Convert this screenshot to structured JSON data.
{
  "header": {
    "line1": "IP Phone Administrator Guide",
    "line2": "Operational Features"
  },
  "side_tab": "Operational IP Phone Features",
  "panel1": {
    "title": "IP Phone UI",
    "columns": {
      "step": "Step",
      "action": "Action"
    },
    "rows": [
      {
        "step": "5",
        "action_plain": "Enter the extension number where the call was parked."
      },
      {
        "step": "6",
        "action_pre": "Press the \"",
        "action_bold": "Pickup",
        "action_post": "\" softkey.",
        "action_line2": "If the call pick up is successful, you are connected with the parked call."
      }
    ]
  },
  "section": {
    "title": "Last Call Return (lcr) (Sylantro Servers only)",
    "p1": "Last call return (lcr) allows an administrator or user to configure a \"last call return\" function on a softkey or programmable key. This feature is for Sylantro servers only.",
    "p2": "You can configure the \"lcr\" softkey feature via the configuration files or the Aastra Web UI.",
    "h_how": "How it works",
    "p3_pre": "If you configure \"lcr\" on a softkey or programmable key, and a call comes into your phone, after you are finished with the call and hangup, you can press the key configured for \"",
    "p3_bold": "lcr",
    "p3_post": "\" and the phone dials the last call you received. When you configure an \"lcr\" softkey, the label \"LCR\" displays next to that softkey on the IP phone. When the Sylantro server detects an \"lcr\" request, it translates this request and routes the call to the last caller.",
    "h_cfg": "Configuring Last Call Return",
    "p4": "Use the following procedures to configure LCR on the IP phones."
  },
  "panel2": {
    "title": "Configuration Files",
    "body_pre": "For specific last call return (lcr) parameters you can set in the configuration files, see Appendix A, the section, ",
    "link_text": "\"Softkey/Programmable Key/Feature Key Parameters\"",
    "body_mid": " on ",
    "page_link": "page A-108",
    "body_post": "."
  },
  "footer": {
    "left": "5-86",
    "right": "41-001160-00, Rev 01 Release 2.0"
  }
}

· · · · ·

#### What you have to do
Write down the full listing again, exactly.

#### Result of this exercise
Convert this screenshot to structured JSON data.
{
  "header": {
    "line1": "IP Phone Administrator Guide",
    "line2": "Operational Features"
  },
  "side_tab": "Operational IP Phone Features",
  "panel1": {
    "title": "IP Phone UI",
    "columns": {
      "step": "Step",
      "action": "Action"
    },
    "rows": [
      {
        "step": "5",
        "action_plain": "Enter the extension number where the call was parked."
      },
      {
        "step": "6",
        "action_pre": "Press the \"",
        "action_bold": "Pickup",
        "action_post": "\" softkey.",
        "action_line2": "If the call pick up is successful, you are connected with the parked call."
      }
    ]
  },
  "section": {
    "title": "Last Call Return (lcr) (Sylantro Servers only)",
    "p1": "Last call return (lcr) allows an administrator or user to configure a \"last call return\" function on a softkey or programmable key. This feature is for Sylantro servers only.",
    "p2": "You can configure the \"lcr\" softkey feature via the configuration files or the Aastra Web UI.",
    "h_how": "How it works",
    "p3_pre": "If you configure \"lcr\" on a softkey or programmable key, and a call comes into your phone, after you are finished with the call and hangup, you can press the key configured for \"",
    "p3_bold": "lcr",
    "p3_post": "\" and the phone dials the last call you received. When you configure an \"lcr\" softkey, the label \"LCR\" displays next to that softkey on the IP phone. When the Sylantro server detects an \"lcr\" request, it translates this request and routes the call to the last caller.",
    "h_cfg": "Configuring Last Call Return",
    "p4": "Use the following procedures to configure LCR on the IP phones."
  },
  "panel2": {
    "title": "Configuration Files",
    "body_pre": "For specific last call return (lcr) parameters you can set in the configuration files, see Appendix A, the section, ",
    "link_text": "\"Softkey/Programmable Key/Feature Key Parameters\"",
    "body_mid": " on ",
    "page_link": "page A-108",
    "body_post": "."
  },
  "footer": {
    "left": "5-86",
    "right": "41-001160-00, Rev 01 Release 2.0"
  }
}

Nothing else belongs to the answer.